— start of RAW RECORDS —
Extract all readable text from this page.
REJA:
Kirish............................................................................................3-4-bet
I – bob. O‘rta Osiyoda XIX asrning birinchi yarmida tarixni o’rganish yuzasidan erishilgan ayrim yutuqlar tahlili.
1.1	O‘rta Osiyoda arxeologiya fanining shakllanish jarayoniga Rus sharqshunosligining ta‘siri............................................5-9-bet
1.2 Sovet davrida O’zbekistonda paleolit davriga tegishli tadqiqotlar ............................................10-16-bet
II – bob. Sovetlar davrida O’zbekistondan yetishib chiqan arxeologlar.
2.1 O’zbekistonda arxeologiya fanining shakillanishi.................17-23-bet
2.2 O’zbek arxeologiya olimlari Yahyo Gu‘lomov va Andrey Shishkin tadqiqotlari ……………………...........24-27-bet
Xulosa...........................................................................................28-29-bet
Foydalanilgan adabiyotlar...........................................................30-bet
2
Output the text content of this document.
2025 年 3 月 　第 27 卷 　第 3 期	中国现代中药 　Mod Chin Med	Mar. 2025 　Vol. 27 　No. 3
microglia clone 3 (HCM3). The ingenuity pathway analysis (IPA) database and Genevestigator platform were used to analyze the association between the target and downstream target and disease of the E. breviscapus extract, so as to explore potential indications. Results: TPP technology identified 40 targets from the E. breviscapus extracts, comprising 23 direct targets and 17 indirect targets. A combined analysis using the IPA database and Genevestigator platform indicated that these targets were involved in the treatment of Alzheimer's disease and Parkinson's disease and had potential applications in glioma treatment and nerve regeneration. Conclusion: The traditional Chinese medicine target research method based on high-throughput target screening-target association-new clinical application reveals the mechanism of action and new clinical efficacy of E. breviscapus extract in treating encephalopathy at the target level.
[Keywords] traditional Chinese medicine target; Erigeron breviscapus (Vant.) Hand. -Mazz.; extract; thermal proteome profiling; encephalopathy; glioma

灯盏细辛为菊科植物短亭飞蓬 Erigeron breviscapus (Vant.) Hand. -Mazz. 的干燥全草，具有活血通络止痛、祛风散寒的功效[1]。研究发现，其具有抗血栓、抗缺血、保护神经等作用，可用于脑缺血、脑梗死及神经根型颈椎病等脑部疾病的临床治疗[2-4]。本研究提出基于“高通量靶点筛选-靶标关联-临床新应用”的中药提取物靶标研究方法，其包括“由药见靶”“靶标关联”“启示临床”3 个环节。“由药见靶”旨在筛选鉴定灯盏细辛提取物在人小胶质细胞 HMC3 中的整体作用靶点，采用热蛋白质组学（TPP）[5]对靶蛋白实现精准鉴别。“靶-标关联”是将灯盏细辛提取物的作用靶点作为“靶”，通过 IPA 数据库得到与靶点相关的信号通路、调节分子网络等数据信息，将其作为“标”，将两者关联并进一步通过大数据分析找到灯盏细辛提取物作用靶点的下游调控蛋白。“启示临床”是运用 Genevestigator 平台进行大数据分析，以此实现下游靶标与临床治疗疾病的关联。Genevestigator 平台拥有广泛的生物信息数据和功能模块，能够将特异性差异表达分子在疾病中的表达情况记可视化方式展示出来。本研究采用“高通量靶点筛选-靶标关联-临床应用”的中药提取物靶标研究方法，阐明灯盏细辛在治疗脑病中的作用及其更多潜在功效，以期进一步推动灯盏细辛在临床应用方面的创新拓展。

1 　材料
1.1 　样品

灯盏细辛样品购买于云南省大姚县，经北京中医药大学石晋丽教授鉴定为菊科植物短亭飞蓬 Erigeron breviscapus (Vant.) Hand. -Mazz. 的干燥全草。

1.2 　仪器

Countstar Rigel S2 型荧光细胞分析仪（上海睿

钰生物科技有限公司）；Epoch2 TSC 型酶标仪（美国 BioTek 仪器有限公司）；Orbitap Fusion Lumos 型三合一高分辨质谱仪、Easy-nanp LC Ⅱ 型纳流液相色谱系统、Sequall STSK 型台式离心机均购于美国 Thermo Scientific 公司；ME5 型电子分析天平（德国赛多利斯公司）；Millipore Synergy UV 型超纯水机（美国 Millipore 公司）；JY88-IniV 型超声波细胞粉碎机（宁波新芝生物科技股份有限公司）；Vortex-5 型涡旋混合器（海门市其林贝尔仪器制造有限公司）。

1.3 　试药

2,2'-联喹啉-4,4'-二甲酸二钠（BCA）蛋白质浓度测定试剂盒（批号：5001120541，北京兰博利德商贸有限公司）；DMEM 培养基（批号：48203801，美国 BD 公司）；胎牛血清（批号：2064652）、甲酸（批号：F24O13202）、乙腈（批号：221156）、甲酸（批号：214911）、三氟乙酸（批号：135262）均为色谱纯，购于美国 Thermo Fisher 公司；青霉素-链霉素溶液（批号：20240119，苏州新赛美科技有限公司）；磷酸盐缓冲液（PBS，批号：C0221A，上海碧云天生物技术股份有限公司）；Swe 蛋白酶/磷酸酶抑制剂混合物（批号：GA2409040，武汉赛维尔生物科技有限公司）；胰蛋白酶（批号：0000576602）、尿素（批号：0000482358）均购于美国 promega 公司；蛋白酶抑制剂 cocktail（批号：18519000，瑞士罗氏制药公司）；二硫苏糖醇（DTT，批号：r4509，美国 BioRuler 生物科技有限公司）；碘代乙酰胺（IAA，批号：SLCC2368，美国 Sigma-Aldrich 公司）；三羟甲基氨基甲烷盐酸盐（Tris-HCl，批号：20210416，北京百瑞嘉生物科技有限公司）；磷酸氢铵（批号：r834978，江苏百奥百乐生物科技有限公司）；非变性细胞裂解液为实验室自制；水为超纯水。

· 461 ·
— end of RAW RECORDS —
→ **TASK STATEMENT**
In the lines above, locate the string "davrida". Copy every line where it occurs.

→ **SOLUTION TO THIS TASK**
1.2 Sovet davrida O’zbekistonda paleolit davriga tegishli tadqiqotlar ............................................10-16-bet
II – bob. Sovetlar davrida O’zbekistondan yetishib chiqan arxeologlar.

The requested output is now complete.